===== EXTRACTED RECORDS =====
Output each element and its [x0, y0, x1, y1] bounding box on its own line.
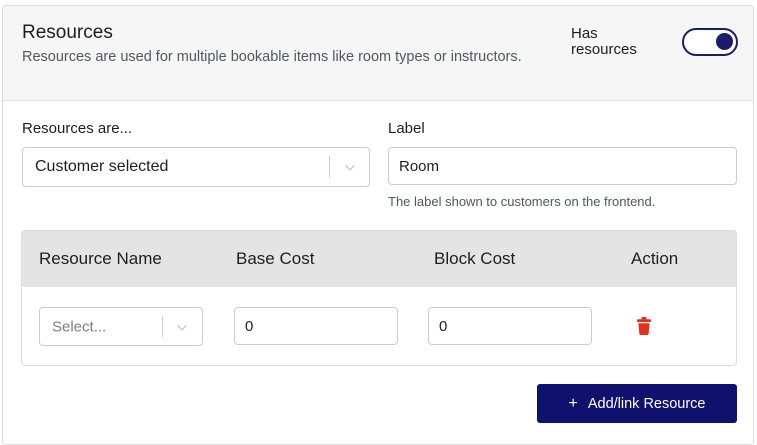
resources-panel: Resources Resources are used for multipl…	[2, 5, 754, 445]
resource-name-select[interactable]: Select...	[39, 307, 203, 346]
trash-icon[interactable]	[637, 317, 651, 335]
column-base-cost: Base Cost	[236, 249, 315, 268]
select-separator	[162, 316, 163, 337]
plus-icon: +	[568, 394, 578, 412]
chevron-down-icon	[344, 164, 356, 171]
label-input[interactable]	[388, 147, 737, 185]
panel-title: Resources	[22, 22, 113, 43]
toggle-knob	[716, 33, 733, 50]
table-row: Select...	[22, 287, 736, 365]
resources-are-value: Customer selected	[35, 158, 169, 175]
label-help-text: The label shown to customers on the fron…	[388, 194, 656, 209]
has-resources-toggle[interactable]	[682, 28, 738, 56]
has-resources-label: Has resources	[571, 25, 637, 58]
add-link-resource-button[interactable]: + Add/link Resource	[537, 384, 737, 423]
table-header: Resource Name Base Cost Block Cost Actio…	[22, 231, 736, 287]
column-resource-name: Resource Name	[39, 249, 162, 268]
resources-table: Resource Name Base Cost Block Cost Actio…	[21, 230, 737, 366]
chevron-down-icon	[176, 324, 188, 331]
add-link-resource-label: Add/link Resource	[587, 395, 706, 412]
label-field-label: Label	[388, 120, 425, 137]
column-action: Action	[631, 249, 679, 268]
block-cost-input[interactable]	[428, 307, 592, 345]
resource-name-placeholder: Select...	[52, 318, 107, 335]
base-cost-input[interactable]	[234, 307, 398, 345]
panel-description: Resources are used for multiple bookable…	[22, 49, 522, 65]
resources-are-label: Resources are...	[22, 120, 133, 137]
select-separator	[329, 156, 330, 178]
column-block-cost: Block Cost	[434, 249, 516, 268]
panel-header: Resources Resources are used for multipl…	[3, 6, 753, 101]
resources-are-select[interactable]: Customer selected	[22, 147, 370, 187]
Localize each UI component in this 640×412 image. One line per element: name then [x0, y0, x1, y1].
=====
§ **EXERCISE GOAL**
Reproduce the entry lines from the line with "resources-panel: Resources Resources" to the line with "28, 738, 56]", both included.

§ **RESULT OF THE TASK**
resources-panel: Resources Resources are used for multipl…	[2, 5, 754, 445]
resource-name-select[interactable]: Select...	[39, 307, 203, 346]
trash-icon[interactable]	[637, 317, 651, 335]
column-base-cost: Base Cost	[236, 249, 315, 268]
select-separator	[162, 316, 163, 337]
plus-icon: +	[568, 394, 578, 412]
chevron-down-icon	[344, 164, 356, 171]
label-input[interactable]	[388, 147, 737, 185]
panel-title: Resources	[22, 22, 113, 43]
toggle-knob	[716, 33, 733, 50]
table-row: Select...	[22, 287, 736, 365]
resources-are-value: Customer selected	[35, 158, 169, 175]
label-help-text: The label shown to customers on the fron…	[388, 194, 656, 209]
has-resources-toggle[interactable]	[682, 28, 738, 56]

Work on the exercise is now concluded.